→ REQUEST
Below is a set of records; print all of them exactly as written.

## START

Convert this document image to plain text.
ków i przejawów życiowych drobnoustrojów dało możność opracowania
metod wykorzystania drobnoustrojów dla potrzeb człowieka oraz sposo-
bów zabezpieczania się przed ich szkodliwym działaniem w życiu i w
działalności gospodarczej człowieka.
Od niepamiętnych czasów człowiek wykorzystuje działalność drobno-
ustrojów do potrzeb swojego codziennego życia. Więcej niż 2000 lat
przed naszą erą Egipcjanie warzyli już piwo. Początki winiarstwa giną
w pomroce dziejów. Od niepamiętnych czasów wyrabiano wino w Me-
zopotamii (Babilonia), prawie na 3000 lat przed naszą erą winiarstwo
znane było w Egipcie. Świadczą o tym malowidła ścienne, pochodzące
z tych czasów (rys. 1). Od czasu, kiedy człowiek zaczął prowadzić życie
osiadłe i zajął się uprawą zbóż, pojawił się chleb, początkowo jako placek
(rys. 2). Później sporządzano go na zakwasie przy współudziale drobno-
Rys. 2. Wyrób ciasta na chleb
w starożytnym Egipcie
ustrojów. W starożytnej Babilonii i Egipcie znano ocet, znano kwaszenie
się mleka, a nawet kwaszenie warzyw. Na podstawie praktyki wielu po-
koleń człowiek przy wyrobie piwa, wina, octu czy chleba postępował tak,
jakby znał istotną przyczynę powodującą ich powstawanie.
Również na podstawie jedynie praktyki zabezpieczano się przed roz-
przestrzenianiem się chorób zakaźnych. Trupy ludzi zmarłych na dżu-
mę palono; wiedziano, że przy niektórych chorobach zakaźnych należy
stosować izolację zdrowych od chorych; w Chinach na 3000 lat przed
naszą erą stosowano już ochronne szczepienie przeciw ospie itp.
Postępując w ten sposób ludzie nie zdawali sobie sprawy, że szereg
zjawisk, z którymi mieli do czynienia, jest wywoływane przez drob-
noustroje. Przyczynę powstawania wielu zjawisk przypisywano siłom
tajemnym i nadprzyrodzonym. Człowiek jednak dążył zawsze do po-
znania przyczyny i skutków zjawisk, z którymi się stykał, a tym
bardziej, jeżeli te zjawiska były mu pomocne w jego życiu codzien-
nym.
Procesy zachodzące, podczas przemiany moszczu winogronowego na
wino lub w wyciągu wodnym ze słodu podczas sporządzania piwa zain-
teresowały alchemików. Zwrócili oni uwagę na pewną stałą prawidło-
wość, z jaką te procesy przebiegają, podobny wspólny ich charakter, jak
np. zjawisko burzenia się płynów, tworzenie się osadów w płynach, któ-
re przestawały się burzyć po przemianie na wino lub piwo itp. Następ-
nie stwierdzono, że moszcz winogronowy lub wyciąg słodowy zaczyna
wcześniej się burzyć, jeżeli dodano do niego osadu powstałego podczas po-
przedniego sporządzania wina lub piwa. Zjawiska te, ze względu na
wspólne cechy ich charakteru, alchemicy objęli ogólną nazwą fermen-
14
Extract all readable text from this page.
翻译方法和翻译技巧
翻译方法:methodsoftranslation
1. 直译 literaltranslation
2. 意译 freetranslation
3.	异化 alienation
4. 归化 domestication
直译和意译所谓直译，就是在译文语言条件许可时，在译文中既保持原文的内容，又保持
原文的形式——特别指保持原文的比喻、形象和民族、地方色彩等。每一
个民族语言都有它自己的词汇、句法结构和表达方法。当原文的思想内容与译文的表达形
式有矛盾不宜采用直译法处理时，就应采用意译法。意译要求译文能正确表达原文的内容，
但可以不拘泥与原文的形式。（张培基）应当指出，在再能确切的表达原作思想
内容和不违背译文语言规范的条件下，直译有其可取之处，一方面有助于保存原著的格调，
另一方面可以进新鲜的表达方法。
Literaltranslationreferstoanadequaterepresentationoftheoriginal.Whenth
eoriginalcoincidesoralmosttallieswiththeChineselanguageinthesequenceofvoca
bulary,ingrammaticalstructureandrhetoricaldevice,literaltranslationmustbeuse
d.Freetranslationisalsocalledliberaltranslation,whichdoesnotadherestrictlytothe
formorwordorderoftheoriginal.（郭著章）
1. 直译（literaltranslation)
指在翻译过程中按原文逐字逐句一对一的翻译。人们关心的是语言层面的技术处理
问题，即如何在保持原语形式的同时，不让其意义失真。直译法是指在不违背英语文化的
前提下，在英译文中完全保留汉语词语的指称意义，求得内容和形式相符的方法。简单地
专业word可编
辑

## END

→ THE OUTPUT
Convert this document image to plain text.
ków i przejawów życiowych drobnoustrojów dało możność opracowania
metod wykorzystania drobnoustrojów dla potrzeb człowieka oraz sposo-
bów zabezpieczania się przed ich szkodliwym działaniem w życiu i w
działalności gospodarczej człowieka.
Od niepamiętnych czasów człowiek wykorzystuje działalność drobno-
ustrojów do potrzeb swojego codziennego życia. Więcej niż 2000 lat
przed naszą erą Egipcjanie warzyli już piwo. Początki winiarstwa giną
w pomroce dziejów. Od niepamiętnych czasów wyrabiano wino w Me-
zopotamii (Babilonia), prawie na 3000 lat przed naszą erą winiarstwo
znane było w Egipcie. Świadczą o tym malowidła ścienne, pochodzące
z tych czasów (rys. 1). Od czasu, kiedy człowiek zaczął prowadzić życie
osiadłe i zajął się uprawą zbóż, pojawił się chleb, początkowo jako placek
(rys. 2). Później sporządzano go na zakwasie przy współudziale drobno-
Rys. 2. Wyrób ciasta na chleb
w starożytnym Egipcie
ustrojów. W starożytnej Babilonii i Egipcie znano ocet, znano kwaszenie
się mleka, a nawet kwaszenie warzyw. Na podstawie praktyki wielu po-
koleń człowiek przy wyrobie piwa, wina, octu czy chleba postępował tak,
jakby znał istotną przyczynę powodującą ich powstawanie.
Również na podstawie jedynie praktyki zabezpieczano się przed roz-
przestrzenianiem się chorób zakaźnych. Trupy ludzi zmarłych na dżu-
mę palono; wiedziano, że przy niektórych chorobach zakaźnych należy
stosować izolację zdrowych od chorych; w Chinach na 3000 lat przed
naszą erą stosowano już ochronne szczepienie przeciw ospie itp.
Postępując w ten sposób ludzie nie zdawali sobie sprawy, że szereg
zjawisk, z którymi mieli do czynienia, jest wywoływane przez drob-
noustroje. Przyczynę powstawania wielu zjawisk przypisywano siłom
tajemnym i nadprzyrodzonym. Człowiek jednak dążył zawsze do po-
znania przyczyny i skutków zjawisk, z którymi się stykał, a tym
bardziej, jeżeli te zjawiska były mu pomocne w jego życiu codzien-
nym.
Procesy zachodzące, podczas przemiany moszczu winogronowego na
wino lub w wyciągu wodnym ze słodu podczas sporządzania piwa zain-
teresowały alchemików. Zwrócili oni uwagę na pewną stałą prawidło-
wość, z jaką te procesy przebiegają, podobny wspólny ich charakter, jak
np. zjawisko burzenia się płynów, tworzenie się osadów w płynach, któ-
re przestawały się burzyć po przemianie na wino lub piwo itp. Następ-
nie stwierdzono, że moszcz winogronowy lub wyciąg słodowy zaczyna
wcześniej się burzyć, jeżeli dodano do niego osadu powstałego podczas po-
przedniego sporządzania wina lub piwa. Zjawiska te, ze względu na
wspólne cechy ich charakteru, alchemicy objęli ogólną nazwą fermen-
14
Extract all readable text from this page.
翻译方法和翻译技巧
翻译方法:methodsoftranslation
1. 直译 literaltranslation
2. 意译 freetranslation
3.	异化 alienation
4. 归化 domestication
直译和意译所谓直译，就是在译文语言条件许可时，在译文中既保持原文的内容，又保持
原文的形式——特别指保持原文的比喻、形象和民族、地方色彩等。每一
个民族语言都有它自己的词汇、句法结构和表达方法。当原文的思想内容与译文的表达形
式有矛盾不宜采用直译法处理时，就应采用意译法。意译要求译文能正确表达原文的内容，
但可以不拘泥与原文的形式。（张培基）应当指出，在再能确切的表达原作思想
内容和不违背译文语言规范的条件下，直译有其可取之处，一方面有助于保存原著的格调，
另一方面可以进新鲜的表达方法。
Literaltranslationreferstoanadequaterepresentationoftheoriginal.Whenth
eoriginalcoincidesoralmosttallieswiththeChineselanguageinthesequenceofvoca
bulary,ingrammaticalstructureandrhetoricaldevice,literaltranslationmustbeuse
d.Freetranslationisalsocalledliberaltranslation,whichdoesnotadherestrictlytothe
formorwordorderoftheoriginal.（郭著章）
1. 直译（literaltranslation)
指在翻译过程中按原文逐字逐句一对一的翻译。人们关心的是语言层面的技术处理
问题，即如何在保持原语形式的同时，不让其意义失真。直译法是指在不违背英语文化的
前提下，在英译文中完全保留汉语词语的指称意义，求得内容和形式相符的方法。简单地
专业word可编
辑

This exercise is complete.